**TASK REQUIREMENTS:** For each line below that includes the word "время", make a copy.

Extracted records:
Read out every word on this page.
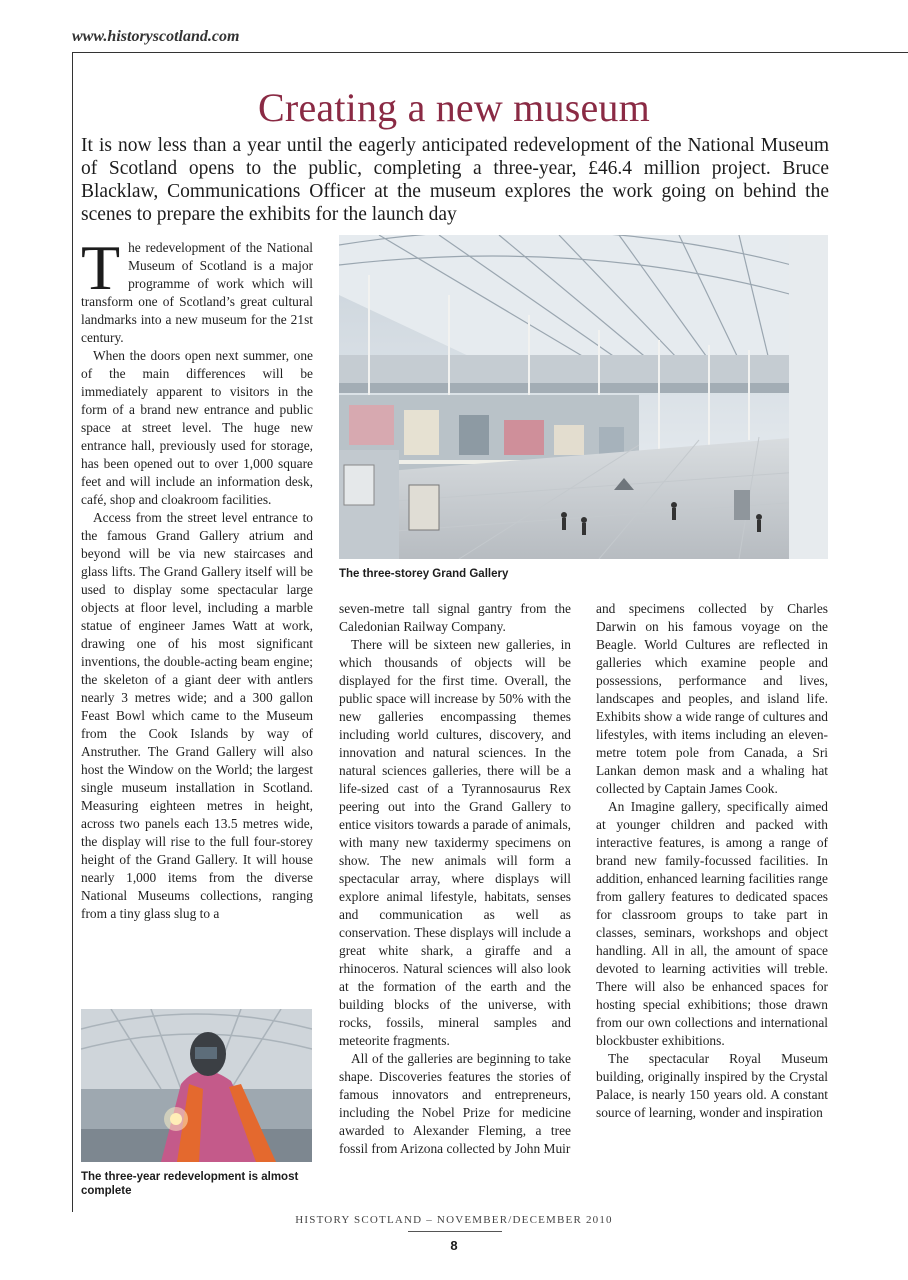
www.historyscotland.com
Creating a new museum
It is now less than a year until the eagerly anticipated redevelopment of the National Museum of Scotland opens to the public, completing a three-year, £46.4 million project. Bruce Blacklaw, Communications Officer at the museum explores the work going on behind the scenes to prepare the exhibits for the launch day

T he redevelopment of the National Museum of Scotland is a major programme of work which will transform one of Scotland’s great cultural landmarks into a new museum for the 21st century.

When the doors open next summer, one of the main differences will be immediately apparent to visitors in the form of a brand new entrance and public space at street level. The huge new entrance hall, previously used for storage, has been opened out to over 1,000 square feet and will include an information desk, café, shop and cloakroom facilities.

Access from the street level entrance to the famous Grand Gallery atrium and beyond will be via new staircases and glass lifts. The Grand Gallery itself will be used to display some spectacular large objects at floor level, including a marble statue of engineer James Watt at work, drawing one of his most significant inventions, the double-acting beam engine; the skeleton of a giant deer with antlers nearly 3 metres wide; and a 300 gallon Feast Bowl which came to the Museum from the Cook Islands by way of Anstruther. The Grand Gallery will also host the Window on the World; the largest single museum installation in Scotland. Measuring eighteen metres in height, across two panels each 13.5 metres wide, the display will rise to the full four-storey height of the Grand Gallery. It will house nearly 1,000 items from the diverse National Museums collections, ranging from a tiny glass slug to a

The three-storey Grand Gallery
The three-year redevelopment is almost complete

seven-metre tall signal gantry from the Caledonian Railway Company.

There will be sixteen new galleries, in which thousands of objects will be displayed for the first time. Overall, the public space will increase by 50% with the new galleries encompassing themes including world cultures, discovery, and innovation and natural sciences. In the natural sciences galleries, there will be a life-sized cast of a Tyrannosaurus Rex peering out into the Grand Gallery to entice visitors towards a parade of animals, with many new taxidermy specimens on show. The new animals will form a spectacular array, where displays will explore animal lifestyle, habitats, senses and communication as well as conservation. These displays will include a great white shark, a giraffe and a rhinoceros. Natural sciences will also look at the formation of the earth and the building blocks of the universe, with rocks, fossils, mineral samples and meteorite fragments.

All of the galleries are beginning to take shape. Discoveries features the stories of famous innovators and entrepreneurs, including the Nobel Prize for medicine awarded to Alexander Fleming, a tree fossil from Arizona collected by John Muir

and specimens collected by Charles Darwin on his famous voyage on the Beagle. World Cultures are reflected in galleries which examine people and possessions, performance and lives, landscapes and peoples, and island life. Exhibits show a wide range of cultures and lifestyles, with items including an eleven-metre totem pole from Canada, a Sri Lankan demon mask and a whaling hat collected by Captain James Cook.

An Imagine gallery, specifically aimed at younger children and packed with interactive features, is among a range of brand new family-focussed facilities. In addition, enhanced learning facilities range from gallery features to dedicated spaces for classroom groups to take part in classes, seminars, workshops and object handling. All in all, the amount of space devoted to learning activities will treble. There will also be enhanced spaces for hosting special exhibitions; those drawn from our own collections and international blockbuster exhibitions.

The spectacular Royal Museum building, originally inspired by the Crystal Palace, is nearly 150 years old. A constant source of learning, wonder and inspiration

HISTORY SCOTLAND – NOVEMBER/DECEMBER 2010
8
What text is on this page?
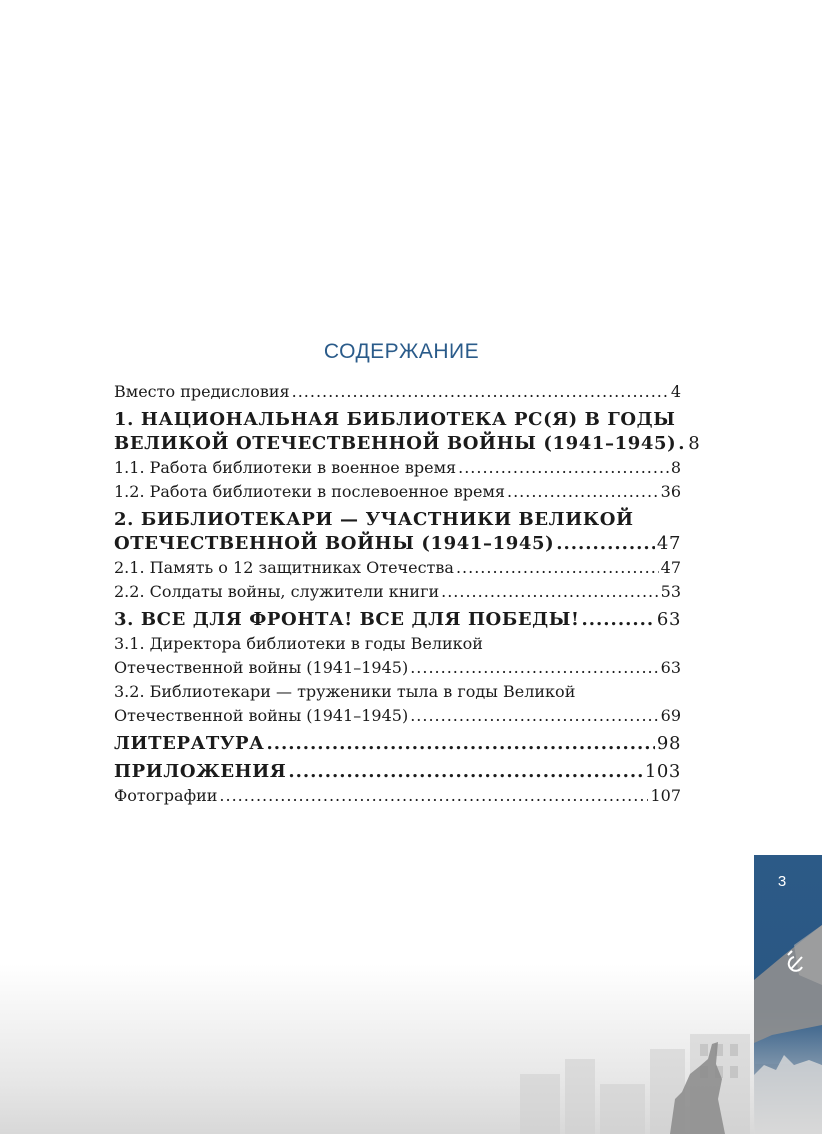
СОДЕРЖАНИЕ
Вместо предисловия .....	4
1. НАЦИОНАЛЬНАЯ БИБЛИОТЕКА РС(Я) В ГОДЫ
ВЕЛИКОЙ ОТЕЧЕСТВЕННОЙ ВОЙНЫ (1941–1945) ..... 8
1.1. Работа библиотеки в военное время .....	8
1.2. Работа библиотеки в послевоенное время .....	36
2. БИБЛИОТЕКАРИ — УЧАСТНИКИ ВЕЛИКОЙ
ОТЕЧЕСТВЕННОЙ ВОЙНЫ (1941–1945) .....	47
2.1. Память о 12 защитниках Отечества .....	47
2.2. Солдаты войны, служители книги .....	53
3. ВСЕ ДЛЯ ФРОНТА! ВСЕ ДЛЯ ПОБЕДЫ! .....	63
3.1. Директора библиотеки в годы Великой
Отечественной войны (1941–1945) .....	63
3.2. Библиотекари — труженики тыла в годы Великой
Отечественной войны (1941–1945) .....	69
ЛИТЕРАТУРА .....	98
ПРИЛОЖЕНИЯ .....	103
Фотографии .....	107
3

**TASK ANSWER:**
1.1. Работа библиотеки в военное время .....	8
1.2. Работа библиотеки в послевоенное время .....	36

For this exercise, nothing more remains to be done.